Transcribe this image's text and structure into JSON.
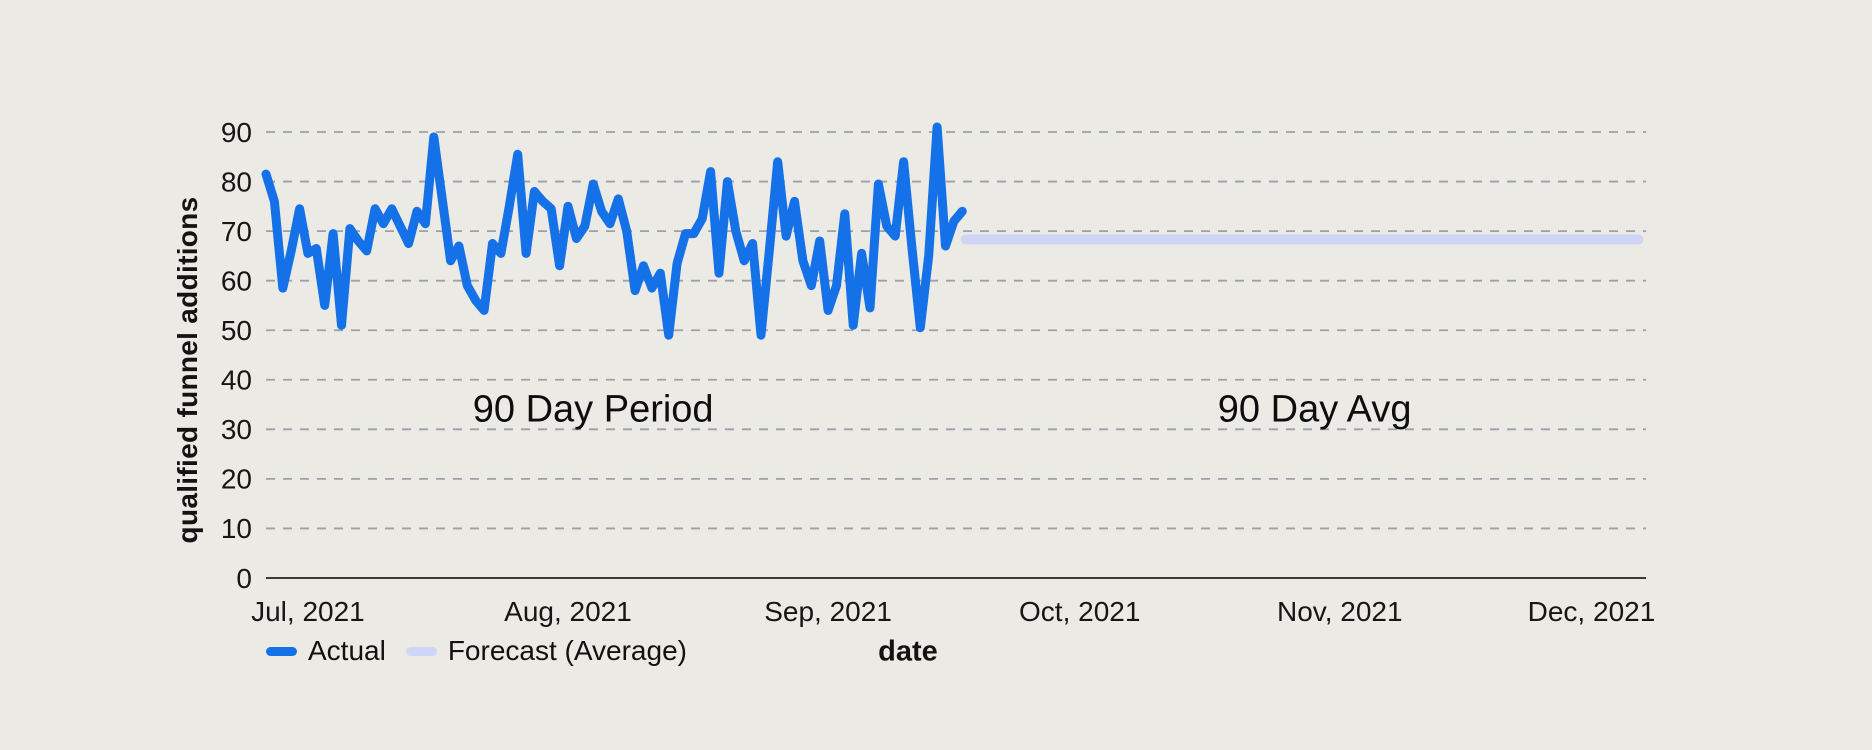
{
  "chart_data": {
    "type": "line",
    "title": "",
    "xlabel": "date",
    "ylabel": "qualified funnel additions",
    "ylim": [
      0,
      90
    ],
    "yticks": [
      0,
      10,
      20,
      30,
      40,
      50,
      60,
      70,
      80,
      90
    ],
    "x_domain_days": [
      0,
      164.5
    ],
    "xticks": [
      {
        "label": "Jul, 2021",
        "day": 5
      },
      {
        "label": "Aug, 2021",
        "day": 36
      },
      {
        "label": "Sep, 2021",
        "day": 67
      },
      {
        "label": "Oct, 2021",
        "day": 97
      },
      {
        "label": "Nov, 2021",
        "day": 128
      },
      {
        "label": "Dec, 2021",
        "day": 158
      }
    ],
    "grid": "horizontal-dashed",
    "legend_position": "bottom-left",
    "series": [
      {
        "name": "Actual",
        "color": "#1571E8",
        "start_day": 0,
        "step_days": 1,
        "values": [
          81.5,
          76,
          58.5,
          66,
          74.5,
          65.5,
          66.5,
          55,
          69.5,
          51,
          70.5,
          68,
          66,
          74.5,
          71.5,
          74.5,
          71,
          67.5,
          74,
          71.5,
          89,
          76.5,
          64,
          67,
          59,
          56,
          54,
          67.5,
          65.5,
          75,
          85.5,
          65.5,
          78,
          76,
          74.5,
          63,
          75,
          68.5,
          71,
          79.5,
          74,
          71.5,
          76.5,
          70,
          58,
          63,
          58.5,
          61.5,
          49,
          63.5,
          69.5,
          69.5,
          72.5,
          82,
          61.5,
          80,
          70,
          64,
          67.5,
          49,
          66,
          84,
          69,
          76,
          64,
          59,
          68,
          54,
          59,
          73.5,
          51,
          65.5,
          54.5,
          79.5,
          71,
          69,
          84,
          66.5,
          50.5,
          65,
          91,
          67,
          72,
          74
        ]
      },
      {
        "name": "Forecast (Average)",
        "color": "#CED5F6",
        "start_day": 83.4,
        "end_day": 163.6,
        "value": 68.3
      }
    ],
    "annotations": [
      {
        "text": "90 Day Period",
        "day": 39,
        "value": 34
      },
      {
        "text": "90 Day Avg",
        "day": 125,
        "value": 34
      }
    ],
    "colors": {
      "background": "#ECEAE4",
      "grid": "#9AA1AD",
      "axis_line": "#3A3A3A",
      "text": "#161616"
    }
  }
}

************

**Your instructions**. Print every record above exactly as written, leaving out the pictures.

**The reply**.
Transcribe this image's text and structure into JSON.
{
  "chart_data": {
    "type": "line",
    "title": "",
    "xlabel": "date",
    "ylabel": "qualified funnel additions",
    "ylim": [
      0,
      90
    ],
    "yticks": [
      0,
      10,
      20,
      30,
      40,
      50,
      60,
      70,
      80,
      90
    ],
    "x_domain_days": [
      0,
      164.5
    ],
    "xticks": [
      {
        "label": "Jul, 2021",
        "day": 5
      },
      {
        "label": "Aug, 2021",
        "day": 36
      },
      {
        "label": "Sep, 2021",
        "day": 67
      },
      {
        "label": "Oct, 2021",
        "day": 97
      },
      {
        "label": "Nov, 2021",
        "day": 128
      },
      {
        "label": "Dec, 2021",
        "day": 158
      }
    ],
    "grid": "horizontal-dashed",
    "legend_position": "bottom-left",
    "series": [
      {
        "name": "Actual",
        "color": "#1571E8",
        "start_day": 0,
        "step_days": 1,
        "values": [
          81.5,
          76,
          58.5,
          66,
          74.5,
          65.5,
          66.5,
          55,
          69.5,
          51,
          70.5,
          68,
          66,
          74.5,
          71.5,
          74.5,
          71,
          67.5,
          74,
          71.5,
          89,
          76.5,
          64,
          67,
          59,
          56,
          54,
          67.5,
          65.5,
          75,
          85.5,
          65.5,
          78,
          76,
          74.5,
          63,
          75,
          68.5,
          71,
          79.5,
          74,
          71.5,
          76.5,
          70,
          58,
          63,
          58.5,
          61.5,
          49,
          63.5,
          69.5,
          69.5,
          72.5,
          82,
          61.5,
          80,
          70,
          64,
          67.5,
          49,
          66,
          84,
          69,
          76,
          64,
          59,
          68,
          54,
          59,
          73.5,
          51,
          65.5,
          54.5,
          79.5,
          71,
          69,
          84,
          66.5,
          50.5,
          65,
          91,
          67,
          72,
          74
        ]
      },
      {
        "name": "Forecast (Average)",
        "color": "#CED5F6",
        "start_day": 83.4,
        "end_day": 163.6,
        "value": 68.3
      }
    ],
    "annotations": [
      {
        "text": "90 Day Period",
        "day": 39,
        "value": 34
      },
      {
        "text": "90 Day Avg",
        "day": 125,
        "value": 34
      }
    ],
    "colors": {
      "background": "#ECEAE4",
      "grid": "#9AA1AD",
      "axis_line": "#3A3A3A",
      "text": "#161616"
    }
  }
}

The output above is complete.